**TO DO:** Send each entry back exactly as given, pictures excluded.

**SOURCE RECORDS:**
--- START ---

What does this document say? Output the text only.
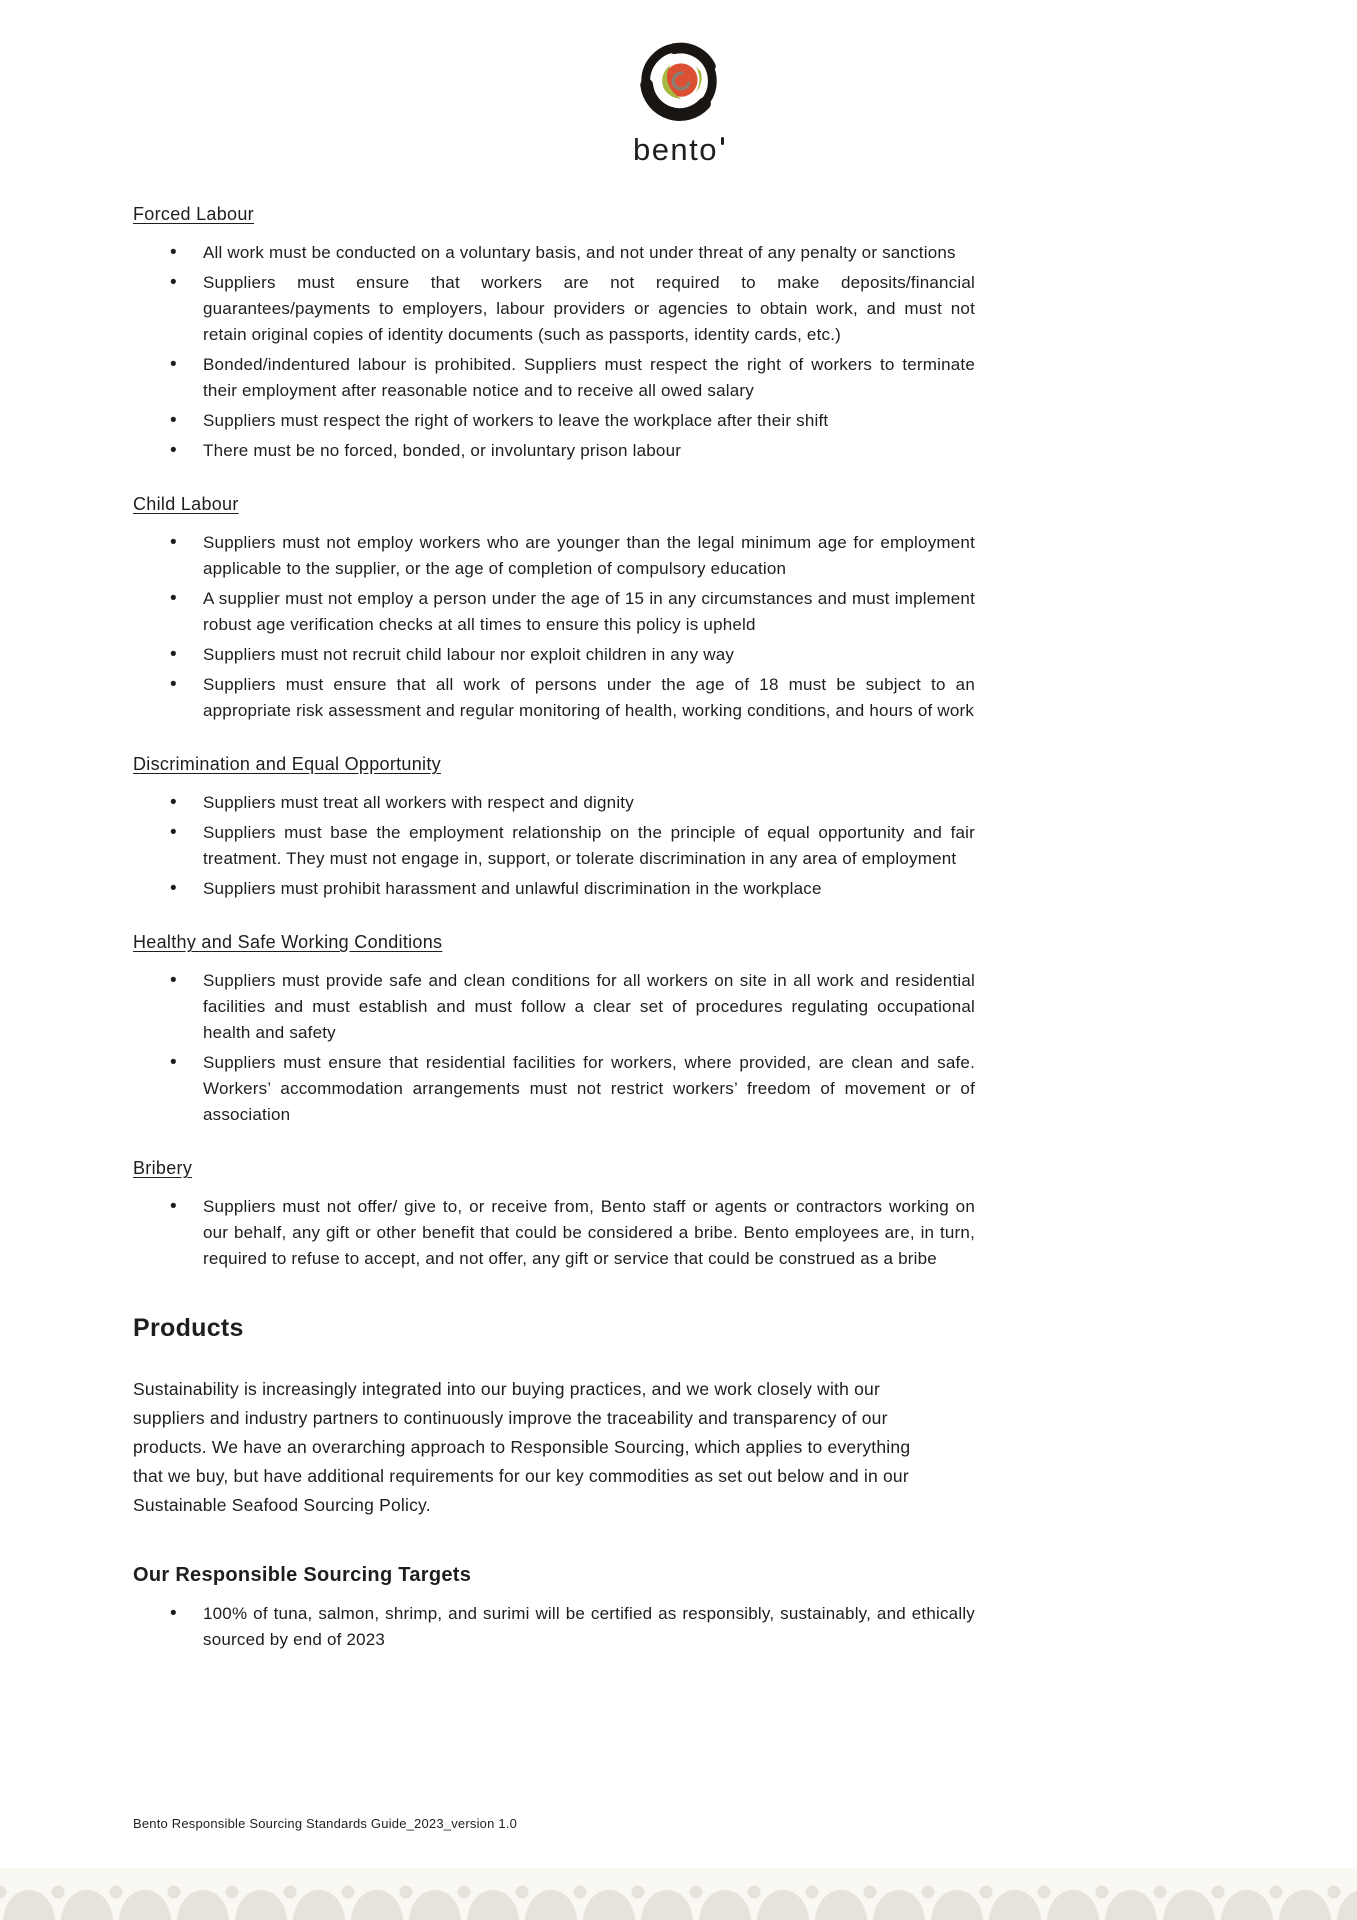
bento
Forced Labour
• All work must be conducted on a voluntary basis, and not under threat of any penalty or sanctions
• Suppliers must ensure that workers are not required to make deposits/financial guarantees/payments to employers, labour providers or agencies to obtain work, and must not retain original copies of identity documents (such as passports, identity cards, etc.)
• Bonded/indentured labour is prohibited. Suppliers must respect the right of workers to terminate their employment after reasonable notice and to receive all owed salary
• Suppliers must respect the right of workers to leave the workplace after their shift
• There must be no forced, bonded, or involuntary prison labour
Child Labour
• Suppliers must not employ workers who are younger than the legal minimum age for employment applicable to the supplier, or the age of completion of compulsory education
• A supplier must not employ a person under the age of 15 in any circumstances and must implement robust age verification checks at all times to ensure this policy is upheld
• Suppliers must not recruit child labour nor exploit children in any way
• Suppliers must ensure that all work of persons under the age of 18 must be subject to an appropriate risk assessment and regular monitoring of health, working conditions, and hours of work
Discrimination and Equal Opportunity
• Suppliers must treat all workers with respect and dignity
• Suppliers must base the employment relationship on the principle of equal opportunity and fair treatment. They must not engage in, support, or tolerate discrimination in any area of employment
• Suppliers must prohibit harassment and unlawful discrimination in the workplace
Healthy and Safe Working Conditions
• Suppliers must provide safe and clean conditions for all workers on site in all work and residential facilities and must establish and must follow a clear set of procedures regulating occupational health and safety
• Suppliers must ensure that residential facilities for workers, where provided, are clean and safe. Workers’ accommodation arrangements must not restrict workers’ freedom of movement or of association
Bribery
• Suppliers must not offer/ give to, or receive from, Bento staff or agents or contractors working on our behalf, any gift or other benefit that could be considered a bribe. Bento employees are, in turn, required to refuse to accept, and not offer, any gift or service that could be construed as a bribe
Products

Sustainability is increasingly integrated into our buying practices, and we work closely with our suppliers and industry partners to continuously improve the traceability and transparency of our products. We have an overarching approach to Responsible Sourcing, which applies to everything that we buy, but have additional requirements for our key commodities as set out below and in our Sustainable Seafood Sourcing Policy.

Our Responsible Sourcing Targets
• 100% of tuna, salmon, shrimp, and surimi will be certified as responsibly, sustainably, and ethically sourced by end of 2023
Bento Responsible Sourcing Standards Guide_2023_version 1.0
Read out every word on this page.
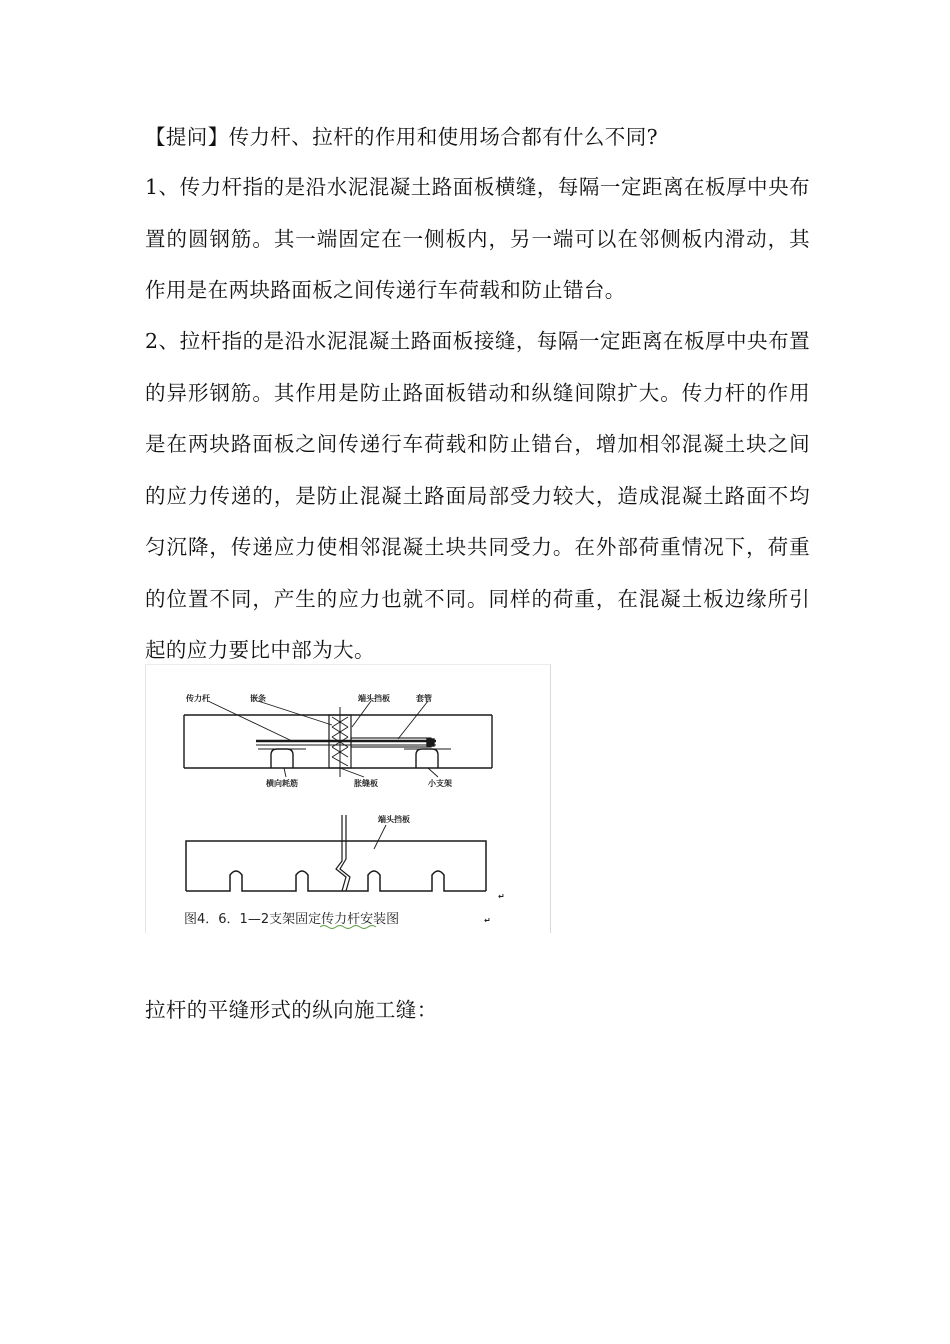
【提问】传力杆、拉杆的作用和使用场合都有什么不同?

1、传力杆指的是沿水泥混凝土路面板横缝，每隔一定距离在板厚中央布置的圆钢筋。其一端固定在一侧板内，另一端可以在邻侧板内滑动，其作用是在两块路面板之间传递行车荷载和防止错台。

2、拉杆指的是沿水泥混凝土路面板接缝，每隔一定距离在板厚中央布置的异形钢筋。其作用是防止路面板错动和纵缝间隙扩大。传力杆的作用是在两块路面板之间传递行车荷载和防止错台，增加相邻混凝土块之间的应力传递的，是防止混凝土路面局部受力较大，造成混凝土路面不均匀沉降，传递应力使相邻混凝土块共同受力。在外部荷重情况下，荷重的位置不同，产生的应力也就不同。同样的荷重，在混凝土板边缘所引起的应力要比中部为大。

传力杆	嵌条	端头挡板	套管
横向耗筋	胀缝板	小支架
端头挡板
↵
图4．6．1—2支架固定传力杆安装图	↵

拉杆的平缝形式的纵向施工缝：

--- END ---

**EXPECTED ANSWER:**
What does this document say? Output the text only.
bento
Forced Labour
• All work must be conducted on a voluntary basis, and not under threat of any penalty or sanctions
• Suppliers must ensure that workers are not required to make deposits/financial guarantees/payments to employers, labour providers or agencies to obtain work, and must not retain original copies of identity documents (such as passports, identity cards, etc.)
• Bonded/indentured labour is prohibited. Suppliers must respect the right of workers to terminate their employment after reasonable notice and to receive all owed salary
• Suppliers must respect the right of workers to leave the workplace after their shift
• There must be no forced, bonded, or involuntary prison labour
Child Labour
• Suppliers must not employ workers who are younger than the legal minimum age for employment applicable to the supplier, or the age of completion of compulsory education
• A supplier must not employ a person under the age of 15 in any circumstances and must implement robust age verification checks at all times to ensure this policy is upheld
• Suppliers must not recruit child labour nor exploit children in any way
• Suppliers must ensure that all work of persons under the age of 18 must be subject to an appropriate risk assessment and regular monitoring of health, working conditions, and hours of work
Discrimination and Equal Opportunity
• Suppliers must treat all workers with respect and dignity
• Suppliers must base the employment relationship on the principle of equal opportunity and fair treatment. They must not engage in, support, or tolerate discrimination in any area of employment
• Suppliers must prohibit harassment and unlawful discrimination in the workplace
Healthy and Safe Working Conditions
• Suppliers must provide safe and clean conditions for all workers on site in all work and residential facilities and must establish and must follow a clear set of procedures regulating occupational health and safety
• Suppliers must ensure that residential facilities for workers, where provided, are clean and safe. Workers’ accommodation arrangements must not restrict workers’ freedom of movement or of association
Bribery
• Suppliers must not offer/ give to, or receive from, Bento staff or agents or contractors working on our behalf, any gift or other benefit that could be considered a bribe. Bento employees are, in turn, required to refuse to accept, and not offer, any gift or service that could be construed as a bribe
Products

Sustainability is increasingly integrated into our buying practices, and we work closely with our suppliers and industry partners to continuously improve the traceability and transparency of our products. We have an overarching approach to Responsible Sourcing, which applies to everything that we buy, but have additional requirements for our key commodities as set out below and in our Sustainable Seafood Sourcing Policy.

Our Responsible Sourcing Targets
• 100% of tuna, salmon, shrimp, and surimi will be certified as responsibly, sustainably, and ethically sourced by end of 2023
Bento Responsible Sourcing Standards Guide_2023_version 1.0
Read out every word on this page.
【提问】传力杆、拉杆的作用和使用场合都有什么不同?

1、传力杆指的是沿水泥混凝土路面板横缝，每隔一定距离在板厚中央布置的圆钢筋。其一端固定在一侧板内，另一端可以在邻侧板内滑动，其作用是在两块路面板之间传递行车荷载和防止错台。

2、拉杆指的是沿水泥混凝土路面板接缝，每隔一定距离在板厚中央布置的异形钢筋。其作用是防止路面板错动和纵缝间隙扩大。传力杆的作用是在两块路面板之间传递行车荷载和防止错台，增加相邻混凝土块之间的应力传递的，是防止混凝土路面局部受力较大，造成混凝土路面不均匀沉降，传递应力使相邻混凝土块共同受力。在外部荷重情况下，荷重的位置不同，产生的应力也就不同。同样的荷重，在混凝土板边缘所引起的应力要比中部为大。

传力杆	嵌条	端头挡板	套管
横向耗筋	胀缝板	小支架
端头挡板
↵
图4．6．1—2支架固定传力杆安装图	↵

拉杆的平缝形式的纵向施工缝：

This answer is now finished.